**Listing**
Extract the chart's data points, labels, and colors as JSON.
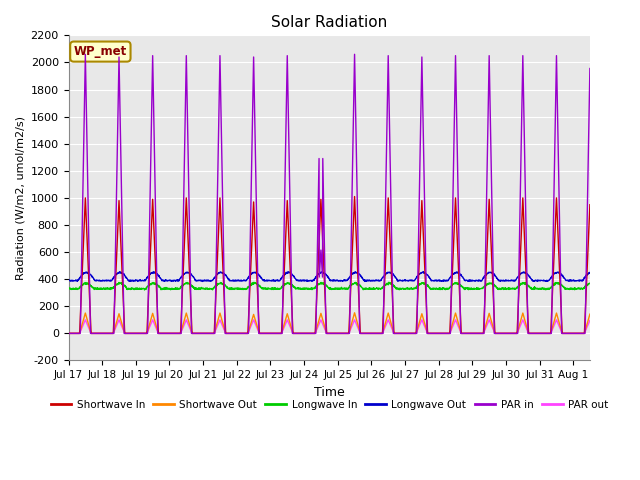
{
  "title": "Solar Radiation",
  "xlabel": "Time",
  "ylabel": "Radiation (W/m2, umol/m2/s)",
  "ylim": [
    -200,
    2200
  ],
  "xlim": [
    0.0,
    15.5
  ],
  "yticks": [
    -200,
    0,
    200,
    400,
    600,
    800,
    1000,
    1200,
    1400,
    1600,
    1800,
    2000,
    2200
  ],
  "xtick_labels": [
    "Jul 17",
    "Jul 18",
    "Jul 19",
    "Jul 20",
    "Jul 21",
    "Jul 22",
    "Jul 23",
    "Jul 24",
    "Jul 25",
    "Jul 26",
    "Jul 27",
    "Jul 28",
    "Jul 29",
    "Jul 30",
    "Jul 31",
    "Aug 1"
  ],
  "bg_color": "#e8e8e8",
  "grid_color": "white",
  "annotation_text": "WP_met",
  "annotation_bg": "#ffffcc",
  "annotation_border": "#aa8800",
  "series": {
    "shortwave_in": {
      "color": "#cc0000",
      "label": "Shortwave In"
    },
    "shortwave_out": {
      "color": "#ff8800",
      "label": "Shortwave Out"
    },
    "longwave_in": {
      "color": "#00cc00",
      "label": "Longwave In"
    },
    "longwave_out": {
      "color": "#0000cc",
      "label": "Longwave Out"
    },
    "par_in": {
      "color": "#9900cc",
      "label": "PAR in"
    },
    "par_out": {
      "color": "#ff44ff",
      "label": "PAR out"
    }
  },
  "legend_entries": [
    {
      "label": "Shortwave In",
      "color": "#cc0000"
    },
    {
      "label": "Shortwave Out",
      "color": "#ff8800"
    },
    {
      "label": "Longwave In",
      "color": "#00cc00"
    },
    {
      "label": "Longwave Out",
      "color": "#0000cc"
    },
    {
      "label": "PAR in",
      "color": "#9900cc"
    },
    {
      "label": "PAR out",
      "color": "#ff44ff"
    }
  ]
}
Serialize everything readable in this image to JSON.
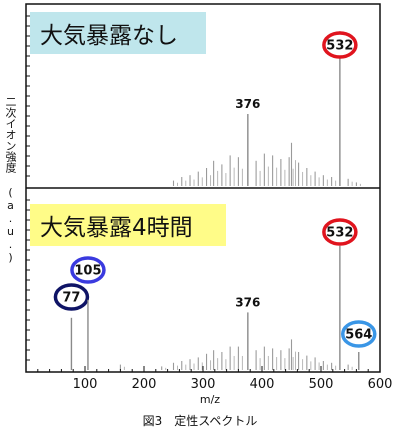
{
  "ylabel": "二次イオン強度 (a.u.)",
  "xlabel": "m/z",
  "caption": "図3　定性スペクトル",
  "colors": {
    "top_box": "#bfe6ec",
    "bottom_box": "#fffc88",
    "red": "#e0141e",
    "blue": "#3a3adf",
    "navy": "#0f1466",
    "lightblue": "#3a96e6"
  },
  "chart_data": [
    {
      "type": "line",
      "panel": "top",
      "title": "大気暴露なし",
      "xlim": [
        0,
        600
      ],
      "x_ticks": [],
      "peaks": [
        {
          "x": 376,
          "y": 0.4,
          "label": "376",
          "style": "plain"
        },
        {
          "x": 532,
          "y": 0.86,
          "label": "532",
          "style": "red"
        }
      ],
      "cluster": [
        {
          "x": 250,
          "y": 0.03
        },
        {
          "x": 264,
          "y": 0.05
        },
        {
          "x": 278,
          "y": 0.06
        },
        {
          "x": 292,
          "y": 0.08
        },
        {
          "x": 306,
          "y": 0.1
        },
        {
          "x": 318,
          "y": 0.14
        },
        {
          "x": 332,
          "y": 0.12
        },
        {
          "x": 346,
          "y": 0.17
        },
        {
          "x": 360,
          "y": 0.16
        },
        {
          "x": 390,
          "y": 0.14
        },
        {
          "x": 404,
          "y": 0.18
        },
        {
          "x": 418,
          "y": 0.17
        },
        {
          "x": 432,
          "y": 0.15
        },
        {
          "x": 446,
          "y": 0.16
        },
        {
          "x": 450,
          "y": 0.24
        },
        {
          "x": 462,
          "y": 0.13
        },
        {
          "x": 476,
          "y": 0.1
        },
        {
          "x": 490,
          "y": 0.08
        },
        {
          "x": 504,
          "y": 0.06
        },
        {
          "x": 518,
          "y": 0.05
        },
        {
          "x": 546,
          "y": 0.04
        },
        {
          "x": 560,
          "y": 0.02
        }
      ]
    },
    {
      "type": "line",
      "panel": "bottom",
      "title": "大気暴露4時間",
      "xlim": [
        0,
        600
      ],
      "x_ticks": [
        100,
        200,
        300,
        400,
        500,
        600
      ],
      "peaks": [
        {
          "x": 77,
          "y": 0.29,
          "label": "77",
          "style": "navy"
        },
        {
          "x": 105,
          "y": 0.39,
          "label": "105",
          "style": "blue"
        },
        {
          "x": 376,
          "y": 0.32,
          "label": "376",
          "style": "plain"
        },
        {
          "x": 532,
          "y": 0.69,
          "label": "532",
          "style": "red"
        },
        {
          "x": 564,
          "y": 0.1,
          "label": "564",
          "style": "lightblue"
        }
      ],
      "cluster": [
        {
          "x": 160,
          "y": 0.03
        },
        {
          "x": 230,
          "y": 0.02
        },
        {
          "x": 250,
          "y": 0.04
        },
        {
          "x": 264,
          "y": 0.05
        },
        {
          "x": 278,
          "y": 0.06
        },
        {
          "x": 292,
          "y": 0.07
        },
        {
          "x": 306,
          "y": 0.09
        },
        {
          "x": 318,
          "y": 0.11
        },
        {
          "x": 332,
          "y": 0.1
        },
        {
          "x": 346,
          "y": 0.13
        },
        {
          "x": 360,
          "y": 0.13
        },
        {
          "x": 390,
          "y": 0.11
        },
        {
          "x": 404,
          "y": 0.13
        },
        {
          "x": 418,
          "y": 0.12
        },
        {
          "x": 432,
          "y": 0.11
        },
        {
          "x": 446,
          "y": 0.12
        },
        {
          "x": 450,
          "y": 0.17
        },
        {
          "x": 462,
          "y": 0.1
        },
        {
          "x": 476,
          "y": 0.08
        },
        {
          "x": 490,
          "y": 0.07
        },
        {
          "x": 504,
          "y": 0.05
        },
        {
          "x": 518,
          "y": 0.04
        },
        {
          "x": 546,
          "y": 0.03
        }
      ]
    }
  ]
}
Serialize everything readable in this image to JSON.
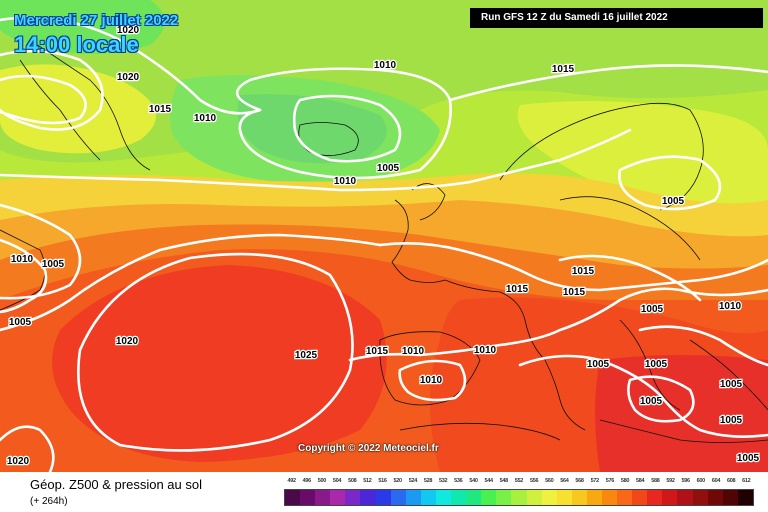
{
  "header": {
    "date": "Mercredi 27 juillet 2022",
    "time": "14:00 locale",
    "run": "Run GFS 12 Z du Samedi 16 juillet 2022"
  },
  "copyright": "Copyright © 2022 Meteociel.fr",
  "footer": {
    "title": "Géop. Z500 & pression au sol",
    "subtitle": "(+ 264h)"
  },
  "isobars": [
    {
      "label": "1020"
    },
    {
      "label": "1020"
    },
    {
      "label": "1015"
    },
    {
      "label": "1010"
    },
    {
      "label": "1010"
    },
    {
      "label": "1015"
    },
    {
      "label": "1005"
    },
    {
      "label": "1010"
    },
    {
      "label": "1005"
    },
    {
      "label": "1010"
    },
    {
      "label": "1005"
    },
    {
      "label": "1005"
    },
    {
      "label": "1020"
    },
    {
      "label": "1025"
    },
    {
      "label": "1015"
    },
    {
      "label": "1010"
    },
    {
      "label": "1010"
    },
    {
      "label": "1010"
    },
    {
      "label": "1015"
    },
    {
      "label": "1015"
    },
    {
      "label": "1015"
    },
    {
      "label": "1005"
    },
    {
      "label": "1010"
    },
    {
      "label": "1005"
    },
    {
      "label": "1005"
    },
    {
      "label": "1005"
    },
    {
      "label": "1005"
    },
    {
      "label": "1005"
    },
    {
      "label": "1020"
    },
    {
      "label": "1005"
    }
  ],
  "scale": {
    "labels": [
      "492",
      "496",
      "500",
      "504",
      "508",
      "512",
      "516",
      "520",
      "524",
      "528",
      "532",
      "536",
      "540",
      "544",
      "548",
      "552",
      "556",
      "560",
      "564",
      "568",
      "572",
      "576",
      "580",
      "584",
      "588",
      "592",
      "596",
      "600",
      "604",
      "608",
      "612"
    ],
    "colors": [
      "#4a0a4a",
      "#6a0a6a",
      "#8a1a8a",
      "#aa28aa",
      "#7a28c8",
      "#4a28d8",
      "#2a3ae8",
      "#2a6af0",
      "#1a9af0",
      "#10c8f0",
      "#10e8e0",
      "#10e8b0",
      "#20e880",
      "#48f050",
      "#78f048",
      "#a8f040",
      "#d0f040",
      "#f0f040",
      "#f8e030",
      "#f8c820",
      "#f8a810",
      "#f88810",
      "#f86818",
      "#f04818",
      "#e82820",
      "#d01818",
      "#b01018",
      "#901010",
      "#700808",
      "#500404",
      "#200000"
    ]
  }
}
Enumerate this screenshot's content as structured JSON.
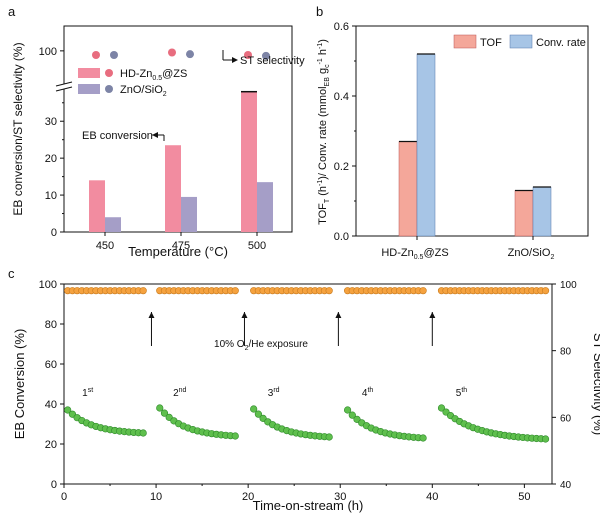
{
  "colors": {
    "pink": "#f28ca0",
    "lav": "#a59ec7",
    "salmon": "#f4a79a",
    "blue": "#a7c5e6",
    "orange": "#f5a23f",
    "green": "#5fbf4d"
  },
  "panels": {
    "a": "a",
    "b": "b",
    "c": "c"
  },
  "chart_data": [
    {
      "id": "a",
      "type": "bar",
      "categories": [
        "450",
        "475",
        "500"
      ],
      "series": [
        {
          "name": "HD-Zn0.5@ZS",
          "values": [
            14,
            23.5,
            38
          ]
        },
        {
          "name": "ZnO/SiO2",
          "values": [
            4,
            9.5,
            13.5
          ]
        }
      ],
      "st_selectivity": [
        {
          "name": "HD-Zn0.5@ZS",
          "values": [
            99.5,
            99.8,
            99.5
          ]
        },
        {
          "name": "ZnO/SiO2",
          "values": [
            99.5,
            99.6,
            99.4
          ]
        }
      ],
      "xlabel": "Temperature (°C)",
      "ylabel": "EB conversion/ST selectivity (%)",
      "yticks_lower": [
        "0",
        "10",
        "20",
        "30"
      ],
      "ytick_upper": "100",
      "ylim_lower": [
        0,
        39
      ],
      "ylim_upper": [
        96,
        103
      ],
      "legend": [
        {
          "main": "HD-Zn",
          "sub": "0.5",
          "post": "@ZS"
        },
        {
          "main": "ZnO/SiO",
          "sub": "2",
          "post": ""
        }
      ],
      "annotations": {
        "st": "ST selectivity",
        "eb": "EB conversion"
      }
    },
    {
      "id": "b",
      "type": "bar",
      "categories": [
        "HD-Zn0.5@ZS",
        "ZnO/SiO2"
      ],
      "series": [
        {
          "name": "TOF",
          "values": [
            0.27,
            0.13
          ]
        },
        {
          "name": "Conv. rate",
          "values": [
            0.52,
            0.14
          ]
        }
      ],
      "category_labels": [
        {
          "main": "HD-Zn",
          "sub": "0.5",
          "post": "@ZS"
        },
        {
          "main": "ZnO/SiO",
          "sub": "2",
          "post": ""
        }
      ],
      "ylabel": "TOF (h⁻¹)/ Conv. rate (mmol_EB g_c⁻¹ h⁻¹)",
      "ylabel_parts": {
        "a": "TOF",
        "b": "(h",
        "c": "-1",
        "d": ")/ Conv. rate (mmol",
        "e": "EB",
        "f": " g",
        "g": "c",
        "h": "-1",
        "i": " h",
        "j": "-1",
        "k": ")"
      },
      "yticks": [
        "0.0",
        "0.2",
        "0.4",
        "0.6"
      ],
      "ylim": [
        0,
        0.6
      ],
      "legend": [
        "TOF",
        "Conv. rate"
      ]
    },
    {
      "id": "c",
      "type": "scatter",
      "xlabel": "Time-on-stream (h)",
      "ylabel_left": "EB Conversion (%)",
      "ylabel_right": "ST Selectivity (%)",
      "xlim": [
        0,
        53
      ],
      "ylim_left": [
        0,
        100
      ],
      "ylim_right": [
        40,
        100
      ],
      "xticks": [
        "0",
        "10",
        "20",
        "30",
        "40",
        "50"
      ],
      "yticks_left": [
        "0",
        "20",
        "40",
        "60",
        "80",
        "100"
      ],
      "yticks_right": [
        "40",
        "60",
        "80",
        "100"
      ],
      "cycles": [
        {
          "label": "1",
          "sup": "st",
          "start": 0.4,
          "end": 8.6,
          "conv_start": 37,
          "conv_end": 25.5,
          "sel": 98
        },
        {
          "label": "2",
          "sup": "nd",
          "start": 10.4,
          "end": 18.6,
          "conv_start": 38,
          "conv_end": 24,
          "sel": 98
        },
        {
          "label": "3",
          "sup": "rd",
          "start": 20.6,
          "end": 28.8,
          "conv_start": 37.5,
          "conv_end": 23.5,
          "sel": 98
        },
        {
          "label": "4",
          "sup": "th",
          "start": 30.8,
          "end": 39,
          "conv_start": 37,
          "conv_end": 23,
          "sel": 98
        },
        {
          "label": "5",
          "sup": "th",
          "start": 41,
          "end": 52.3,
          "conv_start": 38,
          "conv_end": 22.5,
          "sel": 98
        }
      ],
      "regeneration_times": [
        9.5,
        19.6,
        29.8,
        40
      ],
      "annotation": {
        "pre": "10% O",
        "sub": "2",
        "post": "/He exposure"
      }
    }
  ]
}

**Directions**
Check each line above for "colors" and return the ones that have it.

**Task result**
Extract the chart's data points, labels, and colors as JSON.
  "colors": {
    "colors": [
  "colors": {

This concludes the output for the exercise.